[Start of Excerpted records]

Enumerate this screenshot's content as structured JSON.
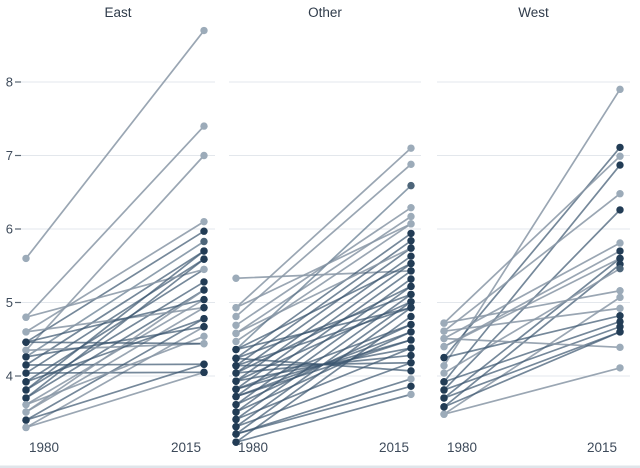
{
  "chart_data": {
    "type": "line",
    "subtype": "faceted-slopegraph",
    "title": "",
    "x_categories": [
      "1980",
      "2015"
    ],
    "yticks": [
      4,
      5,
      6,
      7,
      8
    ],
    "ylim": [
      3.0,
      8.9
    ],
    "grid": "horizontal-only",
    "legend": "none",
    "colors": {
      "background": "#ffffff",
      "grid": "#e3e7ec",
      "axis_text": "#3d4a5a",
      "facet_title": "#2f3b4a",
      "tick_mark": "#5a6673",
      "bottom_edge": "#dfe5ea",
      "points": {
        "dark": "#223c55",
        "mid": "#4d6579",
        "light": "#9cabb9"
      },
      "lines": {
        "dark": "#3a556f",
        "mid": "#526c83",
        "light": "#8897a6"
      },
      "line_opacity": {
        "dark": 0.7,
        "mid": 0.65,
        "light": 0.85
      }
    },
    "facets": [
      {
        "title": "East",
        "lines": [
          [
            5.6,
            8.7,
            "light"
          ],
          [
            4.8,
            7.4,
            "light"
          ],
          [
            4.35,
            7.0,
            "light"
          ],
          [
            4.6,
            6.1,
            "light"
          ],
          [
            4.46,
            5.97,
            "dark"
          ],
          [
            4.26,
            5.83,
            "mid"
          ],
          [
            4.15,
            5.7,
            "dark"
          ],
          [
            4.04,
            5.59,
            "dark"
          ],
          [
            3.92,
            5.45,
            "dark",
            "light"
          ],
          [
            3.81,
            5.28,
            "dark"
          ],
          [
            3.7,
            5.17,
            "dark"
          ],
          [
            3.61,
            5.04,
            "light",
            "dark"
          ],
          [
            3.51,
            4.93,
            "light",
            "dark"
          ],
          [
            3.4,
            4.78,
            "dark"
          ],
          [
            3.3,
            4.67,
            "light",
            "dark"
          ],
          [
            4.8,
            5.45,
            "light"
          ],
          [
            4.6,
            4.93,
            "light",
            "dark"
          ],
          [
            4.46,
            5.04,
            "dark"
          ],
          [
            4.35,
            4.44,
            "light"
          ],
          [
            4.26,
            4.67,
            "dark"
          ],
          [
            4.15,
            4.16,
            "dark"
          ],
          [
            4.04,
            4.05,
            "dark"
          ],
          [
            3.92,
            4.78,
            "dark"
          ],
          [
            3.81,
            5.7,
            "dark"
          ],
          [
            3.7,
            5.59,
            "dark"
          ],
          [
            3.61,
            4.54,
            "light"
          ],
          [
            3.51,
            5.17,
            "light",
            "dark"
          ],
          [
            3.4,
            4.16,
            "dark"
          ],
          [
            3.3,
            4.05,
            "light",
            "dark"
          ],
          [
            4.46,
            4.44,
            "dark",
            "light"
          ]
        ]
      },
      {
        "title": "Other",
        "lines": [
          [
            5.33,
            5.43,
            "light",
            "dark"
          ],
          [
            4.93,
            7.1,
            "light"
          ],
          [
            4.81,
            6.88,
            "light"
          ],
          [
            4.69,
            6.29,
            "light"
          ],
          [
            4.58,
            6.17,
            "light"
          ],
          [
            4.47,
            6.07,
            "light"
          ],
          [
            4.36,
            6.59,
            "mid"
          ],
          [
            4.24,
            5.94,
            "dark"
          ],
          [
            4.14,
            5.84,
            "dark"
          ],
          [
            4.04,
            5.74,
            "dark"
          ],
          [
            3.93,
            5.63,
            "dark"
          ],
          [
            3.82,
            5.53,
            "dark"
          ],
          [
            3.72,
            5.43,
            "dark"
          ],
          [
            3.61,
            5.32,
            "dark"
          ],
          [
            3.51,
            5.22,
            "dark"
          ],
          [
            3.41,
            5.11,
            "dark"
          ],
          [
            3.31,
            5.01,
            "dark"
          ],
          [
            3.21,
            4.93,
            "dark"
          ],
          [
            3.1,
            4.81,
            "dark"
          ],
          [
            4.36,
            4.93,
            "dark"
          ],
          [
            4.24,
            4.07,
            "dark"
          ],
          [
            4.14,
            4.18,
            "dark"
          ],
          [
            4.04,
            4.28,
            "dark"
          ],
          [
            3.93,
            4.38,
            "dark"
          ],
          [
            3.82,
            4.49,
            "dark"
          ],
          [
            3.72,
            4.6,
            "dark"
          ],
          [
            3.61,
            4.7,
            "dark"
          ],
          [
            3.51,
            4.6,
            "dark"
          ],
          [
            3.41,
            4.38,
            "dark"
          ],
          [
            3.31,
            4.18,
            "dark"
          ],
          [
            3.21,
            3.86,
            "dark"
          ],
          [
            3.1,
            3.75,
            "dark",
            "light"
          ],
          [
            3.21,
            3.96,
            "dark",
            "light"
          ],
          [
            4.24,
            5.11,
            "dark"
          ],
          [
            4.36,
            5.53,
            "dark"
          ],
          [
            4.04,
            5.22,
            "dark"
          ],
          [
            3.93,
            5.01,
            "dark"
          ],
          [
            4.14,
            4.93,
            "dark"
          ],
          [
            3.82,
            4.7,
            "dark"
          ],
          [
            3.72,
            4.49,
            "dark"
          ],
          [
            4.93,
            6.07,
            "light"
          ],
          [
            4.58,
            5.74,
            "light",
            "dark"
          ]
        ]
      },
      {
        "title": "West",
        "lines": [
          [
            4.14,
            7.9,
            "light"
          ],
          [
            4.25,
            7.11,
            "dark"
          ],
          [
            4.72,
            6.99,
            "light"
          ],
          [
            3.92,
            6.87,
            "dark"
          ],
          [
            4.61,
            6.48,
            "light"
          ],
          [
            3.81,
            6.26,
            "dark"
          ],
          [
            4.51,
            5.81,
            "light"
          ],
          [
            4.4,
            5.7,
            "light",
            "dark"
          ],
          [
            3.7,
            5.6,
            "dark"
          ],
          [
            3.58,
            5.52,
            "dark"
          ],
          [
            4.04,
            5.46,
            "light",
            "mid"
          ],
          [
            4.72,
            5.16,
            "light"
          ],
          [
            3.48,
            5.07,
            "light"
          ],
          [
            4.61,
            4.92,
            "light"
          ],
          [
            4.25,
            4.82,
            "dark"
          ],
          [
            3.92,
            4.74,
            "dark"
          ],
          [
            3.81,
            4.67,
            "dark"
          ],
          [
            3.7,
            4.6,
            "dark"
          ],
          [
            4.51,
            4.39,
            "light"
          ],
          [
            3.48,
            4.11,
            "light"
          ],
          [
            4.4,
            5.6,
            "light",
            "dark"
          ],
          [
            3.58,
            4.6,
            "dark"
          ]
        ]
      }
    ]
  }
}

[End of Excerpted records]

## The request
Each record above should come back exactly the same, only without its pictures.

## Expected answer
Enumerate this screenshot's content as structured JSON.
{
  "chart_data": {
    "type": "line",
    "subtype": "faceted-slopegraph",
    "title": "",
    "x_categories": [
      "1980",
      "2015"
    ],
    "yticks": [
      4,
      5,
      6,
      7,
      8
    ],
    "ylim": [
      3.0,
      8.9
    ],
    "grid": "horizontal-only",
    "legend": "none",
    "colors": {
      "background": "#ffffff",
      "grid": "#e3e7ec",
      "axis_text": "#3d4a5a",
      "facet_title": "#2f3b4a",
      "tick_mark": "#5a6673",
      "bottom_edge": "#dfe5ea",
      "points": {
        "dark": "#223c55",
        "mid": "#4d6579",
        "light": "#9cabb9"
      },
      "lines": {
        "dark": "#3a556f",
        "mid": "#526c83",
        "light": "#8897a6"
      },
      "line_opacity": {
        "dark": 0.7,
        "mid": 0.65,
        "light": 0.85
      }
    },
    "facets": [
      {
        "title": "East",
        "lines": [
          [
            5.6,
            8.7,
            "light"
          ],
          [
            4.8,
            7.4,
            "light"
          ],
          [
            4.35,
            7.0,
            "light"
          ],
          [
            4.6,
            6.1,
            "light"
          ],
          [
            4.46,
            5.97,
            "dark"
          ],
          [
            4.26,
            5.83,
            "mid"
          ],
          [
            4.15,
            5.7,
            "dark"
          ],
          [
            4.04,
            5.59,
            "dark"
          ],
          [
            3.92,
            5.45,
            "dark",
            "light"
          ],
          [
            3.81,
            5.28,
            "dark"
          ],
          [
            3.7,
            5.17,
            "dark"
          ],
          [
            3.61,
            5.04,
            "light",
            "dark"
          ],
          [
            3.51,
            4.93,
            "light",
            "dark"
          ],
          [
            3.4,
            4.78,
            "dark"
          ],
          [
            3.3,
            4.67,
            "light",
            "dark"
          ],
          [
            4.8,
            5.45,
            "light"
          ],
          [
            4.6,
            4.93,
            "light",
            "dark"
          ],
          [
            4.46,
            5.04,
            "dark"
          ],
          [
            4.35,
            4.44,
            "light"
          ],
          [
            4.26,
            4.67,
            "dark"
          ],
          [
            4.15,
            4.16,
            "dark"
          ],
          [
            4.04,
            4.05,
            "dark"
          ],
          [
            3.92,
            4.78,
            "dark"
          ],
          [
            3.81,
            5.7,
            "dark"
          ],
          [
            3.7,
            5.59,
            "dark"
          ],
          [
            3.61,
            4.54,
            "light"
          ],
          [
            3.51,
            5.17,
            "light",
            "dark"
          ],
          [
            3.4,
            4.16,
            "dark"
          ],
          [
            3.3,
            4.05,
            "light",
            "dark"
          ],
          [
            4.46,
            4.44,
            "dark",
            "light"
          ]
        ]
      },
      {
        "title": "Other",
        "lines": [
          [
            5.33,
            5.43,
            "light",
            "dark"
          ],
          [
            4.93,
            7.1,
            "light"
          ],
          [
            4.81,
            6.88,
            "light"
          ],
          [
            4.69,
            6.29,
            "light"
          ],
          [
            4.58,
            6.17,
            "light"
          ],
          [
            4.47,
            6.07,
            "light"
          ],
          [
            4.36,
            6.59,
            "mid"
          ],
          [
            4.24,
            5.94,
            "dark"
          ],
          [
            4.14,
            5.84,
            "dark"
          ],
          [
            4.04,
            5.74,
            "dark"
          ],
          [
            3.93,
            5.63,
            "dark"
          ],
          [
            3.82,
            5.53,
            "dark"
          ],
          [
            3.72,
            5.43,
            "dark"
          ],
          [
            3.61,
            5.32,
            "dark"
          ],
          [
            3.51,
            5.22,
            "dark"
          ],
          [
            3.41,
            5.11,
            "dark"
          ],
          [
            3.31,
            5.01,
            "dark"
          ],
          [
            3.21,
            4.93,
            "dark"
          ],
          [
            3.1,
            4.81,
            "dark"
          ],
          [
            4.36,
            4.93,
            "dark"
          ],
          [
            4.24,
            4.07,
            "dark"
          ],
          [
            4.14,
            4.18,
            "dark"
          ],
          [
            4.04,
            4.28,
            "dark"
          ],
          [
            3.93,
            4.38,
            "dark"
          ],
          [
            3.82,
            4.49,
            "dark"
          ],
          [
            3.72,
            4.6,
            "dark"
          ],
          [
            3.61,
            4.7,
            "dark"
          ],
          [
            3.51,
            4.6,
            "dark"
          ],
          [
            3.41,
            4.38,
            "dark"
          ],
          [
            3.31,
            4.18,
            "dark"
          ],
          [
            3.21,
            3.86,
            "dark"
          ],
          [
            3.1,
            3.75,
            "dark",
            "light"
          ],
          [
            3.21,
            3.96,
            "dark",
            "light"
          ],
          [
            4.24,
            5.11,
            "dark"
          ],
          [
            4.36,
            5.53,
            "dark"
          ],
          [
            4.04,
            5.22,
            "dark"
          ],
          [
            3.93,
            5.01,
            "dark"
          ],
          [
            4.14,
            4.93,
            "dark"
          ],
          [
            3.82,
            4.7,
            "dark"
          ],
          [
            3.72,
            4.49,
            "dark"
          ],
          [
            4.93,
            6.07,
            "light"
          ],
          [
            4.58,
            5.74,
            "light",
            "dark"
          ]
        ]
      },
      {
        "title": "West",
        "lines": [
          [
            4.14,
            7.9,
            "light"
          ],
          [
            4.25,
            7.11,
            "dark"
          ],
          [
            4.72,
            6.99,
            "light"
          ],
          [
            3.92,
            6.87,
            "dark"
          ],
          [
            4.61,
            6.48,
            "light"
          ],
          [
            3.81,
            6.26,
            "dark"
          ],
          [
            4.51,
            5.81,
            "light"
          ],
          [
            4.4,
            5.7,
            "light",
            "dark"
          ],
          [
            3.7,
            5.6,
            "dark"
          ],
          [
            3.58,
            5.52,
            "dark"
          ],
          [
            4.04,
            5.46,
            "light",
            "mid"
          ],
          [
            4.72,
            5.16,
            "light"
          ],
          [
            3.48,
            5.07,
            "light"
          ],
          [
            4.61,
            4.92,
            "light"
          ],
          [
            4.25,
            4.82,
            "dark"
          ],
          [
            3.92,
            4.74,
            "dark"
          ],
          [
            3.81,
            4.67,
            "dark"
          ],
          [
            3.7,
            4.6,
            "dark"
          ],
          [
            4.51,
            4.39,
            "light"
          ],
          [
            3.48,
            4.11,
            "light"
          ],
          [
            4.4,
            5.6,
            "light",
            "dark"
          ],
          [
            3.58,
            4.6,
            "dark"
          ]
        ]
      }
    ]
  }
}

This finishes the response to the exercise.